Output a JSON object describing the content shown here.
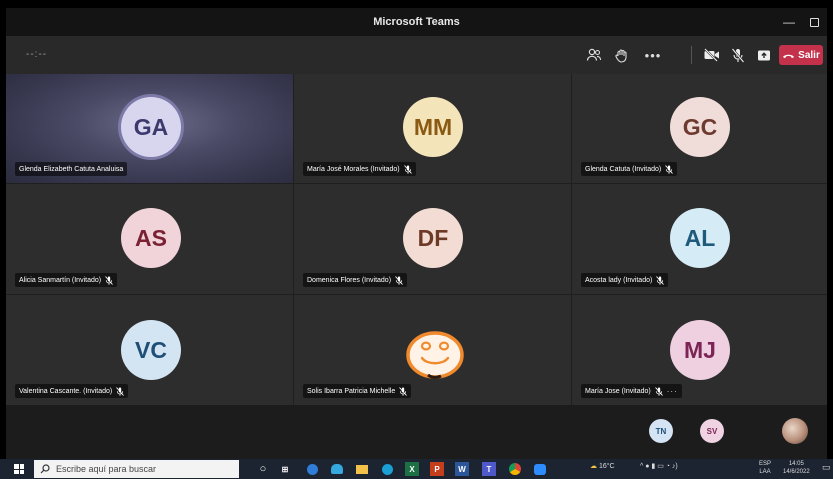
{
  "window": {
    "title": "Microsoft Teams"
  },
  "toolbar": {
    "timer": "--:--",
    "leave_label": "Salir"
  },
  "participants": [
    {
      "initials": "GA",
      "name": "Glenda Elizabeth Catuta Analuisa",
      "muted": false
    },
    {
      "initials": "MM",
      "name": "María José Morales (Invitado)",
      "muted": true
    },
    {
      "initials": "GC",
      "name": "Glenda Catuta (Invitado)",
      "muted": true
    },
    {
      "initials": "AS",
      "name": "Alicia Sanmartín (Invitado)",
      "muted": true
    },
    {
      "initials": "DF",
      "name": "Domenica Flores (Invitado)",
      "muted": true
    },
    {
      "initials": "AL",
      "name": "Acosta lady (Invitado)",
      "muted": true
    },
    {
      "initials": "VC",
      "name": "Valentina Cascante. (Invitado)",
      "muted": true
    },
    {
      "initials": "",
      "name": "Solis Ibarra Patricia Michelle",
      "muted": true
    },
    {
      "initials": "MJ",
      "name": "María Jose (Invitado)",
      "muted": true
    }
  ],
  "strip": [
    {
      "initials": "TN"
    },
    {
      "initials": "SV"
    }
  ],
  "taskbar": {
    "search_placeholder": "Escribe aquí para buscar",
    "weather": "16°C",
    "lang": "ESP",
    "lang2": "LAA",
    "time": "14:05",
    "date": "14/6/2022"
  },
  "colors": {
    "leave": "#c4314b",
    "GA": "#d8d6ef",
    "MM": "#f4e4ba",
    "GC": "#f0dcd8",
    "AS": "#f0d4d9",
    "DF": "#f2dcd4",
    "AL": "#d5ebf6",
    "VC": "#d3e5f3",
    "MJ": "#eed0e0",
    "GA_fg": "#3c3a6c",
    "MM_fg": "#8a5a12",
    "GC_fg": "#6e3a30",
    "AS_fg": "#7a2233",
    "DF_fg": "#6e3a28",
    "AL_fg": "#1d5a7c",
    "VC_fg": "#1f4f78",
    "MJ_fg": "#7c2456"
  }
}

====

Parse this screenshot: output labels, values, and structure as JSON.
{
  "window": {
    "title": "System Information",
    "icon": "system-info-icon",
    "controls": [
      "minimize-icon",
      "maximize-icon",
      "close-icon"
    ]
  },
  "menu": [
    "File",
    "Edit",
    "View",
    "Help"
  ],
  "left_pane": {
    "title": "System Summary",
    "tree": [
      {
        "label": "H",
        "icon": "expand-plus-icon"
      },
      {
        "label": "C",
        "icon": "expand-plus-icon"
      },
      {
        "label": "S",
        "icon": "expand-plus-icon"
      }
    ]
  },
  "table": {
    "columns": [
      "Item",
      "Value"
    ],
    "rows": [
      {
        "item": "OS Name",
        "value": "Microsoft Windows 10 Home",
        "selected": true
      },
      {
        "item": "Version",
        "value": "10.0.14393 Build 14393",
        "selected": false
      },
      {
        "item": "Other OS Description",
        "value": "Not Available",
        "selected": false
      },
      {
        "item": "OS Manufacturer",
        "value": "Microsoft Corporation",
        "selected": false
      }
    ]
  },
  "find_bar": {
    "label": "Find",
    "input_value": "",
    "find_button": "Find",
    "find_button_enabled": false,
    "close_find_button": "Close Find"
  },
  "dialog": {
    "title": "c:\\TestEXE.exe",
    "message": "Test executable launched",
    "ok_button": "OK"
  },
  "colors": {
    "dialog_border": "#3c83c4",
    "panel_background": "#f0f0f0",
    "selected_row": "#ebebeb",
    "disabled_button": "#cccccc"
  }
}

====

Request
Read the data above. Pull out each line in which the string "JSON" appears.

Written reply
Output a JSON object describing the content shown here.
Parse this screenshot: output labels, values, and structure as JSON.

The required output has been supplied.